Dataset items

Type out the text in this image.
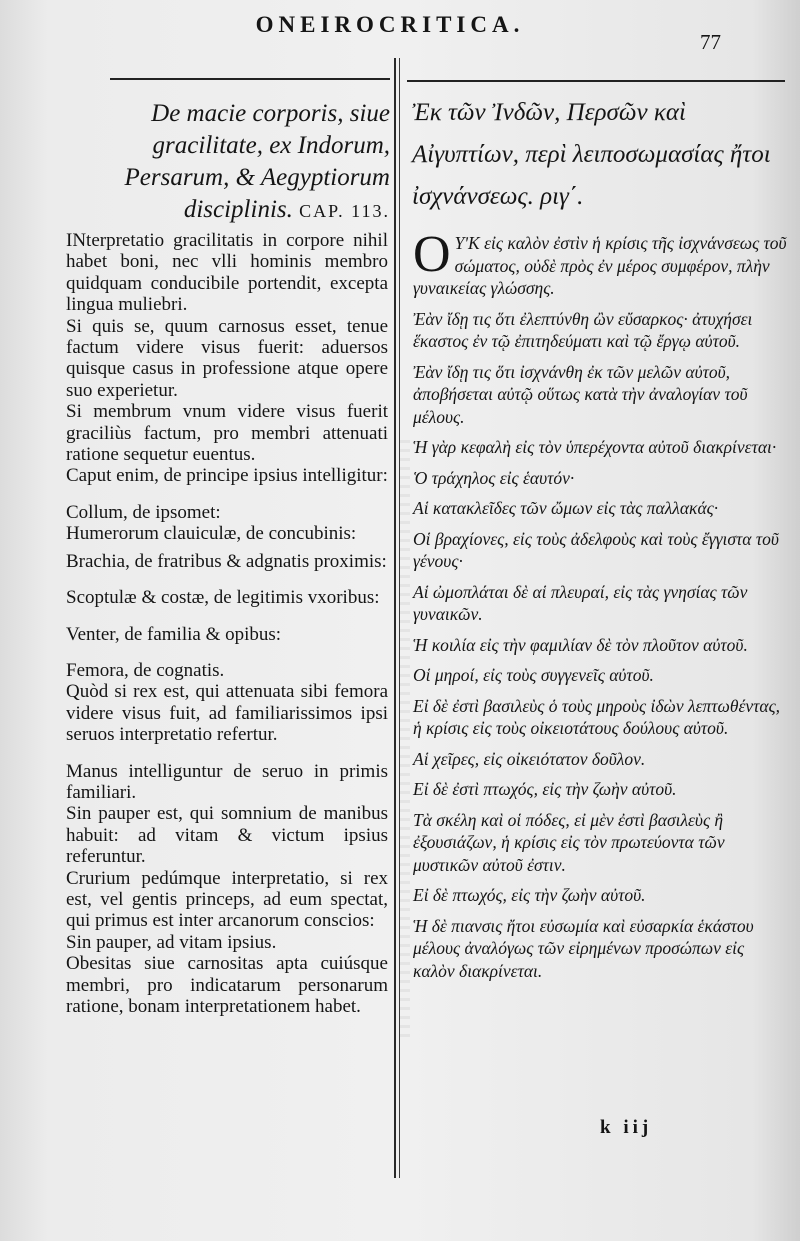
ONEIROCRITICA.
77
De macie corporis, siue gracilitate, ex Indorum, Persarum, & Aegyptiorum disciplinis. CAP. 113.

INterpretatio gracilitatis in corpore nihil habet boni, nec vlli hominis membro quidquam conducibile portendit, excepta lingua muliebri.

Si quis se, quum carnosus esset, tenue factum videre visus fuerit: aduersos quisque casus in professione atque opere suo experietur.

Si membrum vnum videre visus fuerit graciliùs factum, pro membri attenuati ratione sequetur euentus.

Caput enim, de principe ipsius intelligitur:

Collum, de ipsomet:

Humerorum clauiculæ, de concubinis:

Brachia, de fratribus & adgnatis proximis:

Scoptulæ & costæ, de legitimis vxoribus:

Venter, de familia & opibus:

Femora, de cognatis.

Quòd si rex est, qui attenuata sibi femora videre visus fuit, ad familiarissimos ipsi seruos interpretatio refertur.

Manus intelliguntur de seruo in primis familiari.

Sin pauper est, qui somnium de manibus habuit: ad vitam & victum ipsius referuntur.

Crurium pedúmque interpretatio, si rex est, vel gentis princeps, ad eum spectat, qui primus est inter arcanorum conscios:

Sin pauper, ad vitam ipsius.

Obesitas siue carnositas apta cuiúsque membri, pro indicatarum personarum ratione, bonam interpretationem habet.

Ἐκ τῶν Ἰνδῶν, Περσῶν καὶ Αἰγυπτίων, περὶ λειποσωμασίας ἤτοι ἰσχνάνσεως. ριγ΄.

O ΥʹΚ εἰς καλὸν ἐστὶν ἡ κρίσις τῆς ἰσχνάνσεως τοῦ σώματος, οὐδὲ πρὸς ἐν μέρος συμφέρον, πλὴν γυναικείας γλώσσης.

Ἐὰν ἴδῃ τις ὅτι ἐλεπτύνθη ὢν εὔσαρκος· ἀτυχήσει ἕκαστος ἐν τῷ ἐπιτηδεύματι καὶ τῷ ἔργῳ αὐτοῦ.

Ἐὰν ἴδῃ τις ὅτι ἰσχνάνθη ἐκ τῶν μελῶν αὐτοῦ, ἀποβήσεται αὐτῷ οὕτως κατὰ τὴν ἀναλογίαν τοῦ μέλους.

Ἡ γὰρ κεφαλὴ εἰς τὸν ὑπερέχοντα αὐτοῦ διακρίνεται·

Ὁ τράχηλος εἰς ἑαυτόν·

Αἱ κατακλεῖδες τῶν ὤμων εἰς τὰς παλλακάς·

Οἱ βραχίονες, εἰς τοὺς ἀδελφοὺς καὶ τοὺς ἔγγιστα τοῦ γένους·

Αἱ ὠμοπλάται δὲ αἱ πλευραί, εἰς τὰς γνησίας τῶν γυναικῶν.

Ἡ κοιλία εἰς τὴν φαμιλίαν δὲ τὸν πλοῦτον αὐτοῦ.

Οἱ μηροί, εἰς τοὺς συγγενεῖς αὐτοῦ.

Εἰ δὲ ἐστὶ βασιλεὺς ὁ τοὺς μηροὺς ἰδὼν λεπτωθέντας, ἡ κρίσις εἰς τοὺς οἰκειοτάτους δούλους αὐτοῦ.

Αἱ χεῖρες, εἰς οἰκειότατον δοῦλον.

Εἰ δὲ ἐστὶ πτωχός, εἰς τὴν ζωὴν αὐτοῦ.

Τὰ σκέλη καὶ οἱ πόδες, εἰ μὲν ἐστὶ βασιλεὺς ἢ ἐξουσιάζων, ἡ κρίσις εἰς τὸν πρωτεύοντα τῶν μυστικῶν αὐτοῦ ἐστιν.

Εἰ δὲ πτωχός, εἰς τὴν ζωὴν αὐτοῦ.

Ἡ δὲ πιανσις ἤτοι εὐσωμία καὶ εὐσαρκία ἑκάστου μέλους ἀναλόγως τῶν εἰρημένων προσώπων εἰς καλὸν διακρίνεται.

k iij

**Problem statement**.
Repeat the entries exactly. Pictures are excluded from the copy.

**Response to this exercise**.
Type out the text in this image.
ONEIROCRITICA.
77
De macie corporis, siue gracilitate, ex Indorum, Persarum, & Aegyptiorum disciplinis. CAP. 113.

INterpretatio gracilitatis in corpore nihil habet boni, nec vlli hominis membro quidquam conducibile portendit, excepta lingua muliebri.

Si quis se, quum carnosus esset, tenue factum videre visus fuerit: aduersos quisque casus in professione atque opere suo experietur.

Si membrum vnum videre visus fuerit graciliùs factum, pro membri attenuati ratione sequetur euentus.

Caput enim, de principe ipsius intelligitur:

Collum, de ipsomet:

Humerorum clauiculæ, de concubinis:

Brachia, de fratribus & adgnatis proximis:

Scoptulæ & costæ, de legitimis vxoribus:

Venter, de familia & opibus:

Femora, de cognatis.

Quòd si rex est, qui attenuata sibi femora videre visus fuit, ad familiarissimos ipsi seruos interpretatio refertur.

Manus intelliguntur de seruo in primis familiari.

Sin pauper est, qui somnium de manibus habuit: ad vitam & victum ipsius referuntur.

Crurium pedúmque interpretatio, si rex est, vel gentis princeps, ad eum spectat, qui primus est inter arcanorum conscios:

Sin pauper, ad vitam ipsius.

Obesitas siue carnositas apta cuiúsque membri, pro indicatarum personarum ratione, bonam interpretationem habet.

Ἐκ τῶν Ἰνδῶν, Περσῶν καὶ Αἰγυπτίων, περὶ λειποσωμασίας ἤτοι ἰσχνάνσεως. ριγ΄.

O ΥʹΚ εἰς καλὸν ἐστὶν ἡ κρίσις τῆς ἰσχνάνσεως τοῦ σώματος, οὐδὲ πρὸς ἐν μέρος συμφέρον, πλὴν γυναικείας γλώσσης.

Ἐὰν ἴδῃ τις ὅτι ἐλεπτύνθη ὢν εὔσαρκος· ἀτυχήσει ἕκαστος ἐν τῷ ἐπιτηδεύματι καὶ τῷ ἔργῳ αὐτοῦ.

Ἐὰν ἴδῃ τις ὅτι ἰσχνάνθη ἐκ τῶν μελῶν αὐτοῦ, ἀποβήσεται αὐτῷ οὕτως κατὰ τὴν ἀναλογίαν τοῦ μέλους.

Ἡ γὰρ κεφαλὴ εἰς τὸν ὑπερέχοντα αὐτοῦ διακρίνεται·

Ὁ τράχηλος εἰς ἑαυτόν·

Αἱ κατακλεῖδες τῶν ὤμων εἰς τὰς παλλακάς·

Οἱ βραχίονες, εἰς τοὺς ἀδελφοὺς καὶ τοὺς ἔγγιστα τοῦ γένους·

Αἱ ὠμοπλάται δὲ αἱ πλευραί, εἰς τὰς γνησίας τῶν γυναικῶν.

Ἡ κοιλία εἰς τὴν φαμιλίαν δὲ τὸν πλοῦτον αὐτοῦ.

Οἱ μηροί, εἰς τοὺς συγγενεῖς αὐτοῦ.

Εἰ δὲ ἐστὶ βασιλεὺς ὁ τοὺς μηροὺς ἰδὼν λεπτωθέντας, ἡ κρίσις εἰς τοὺς οἰκειοτάτους δούλους αὐτοῦ.

Αἱ χεῖρες, εἰς οἰκειότατον δοῦλον.

Εἰ δὲ ἐστὶ πτωχός, εἰς τὴν ζωὴν αὐτοῦ.

Τὰ σκέλη καὶ οἱ πόδες, εἰ μὲν ἐστὶ βασιλεὺς ἢ ἐξουσιάζων, ἡ κρίσις εἰς τὸν πρωτεύοντα τῶν μυστικῶν αὐτοῦ ἐστιν.

Εἰ δὲ πτωχός, εἰς τὴν ζωὴν αὐτοῦ.

Ἡ δὲ πιανσις ἤτοι εὐσωμία καὶ εὐσαρκία ἑκάστου μέλους ἀναλόγως τῶν εἰρημένων προσώπων εἰς καλὸν διακρίνεται.

k iij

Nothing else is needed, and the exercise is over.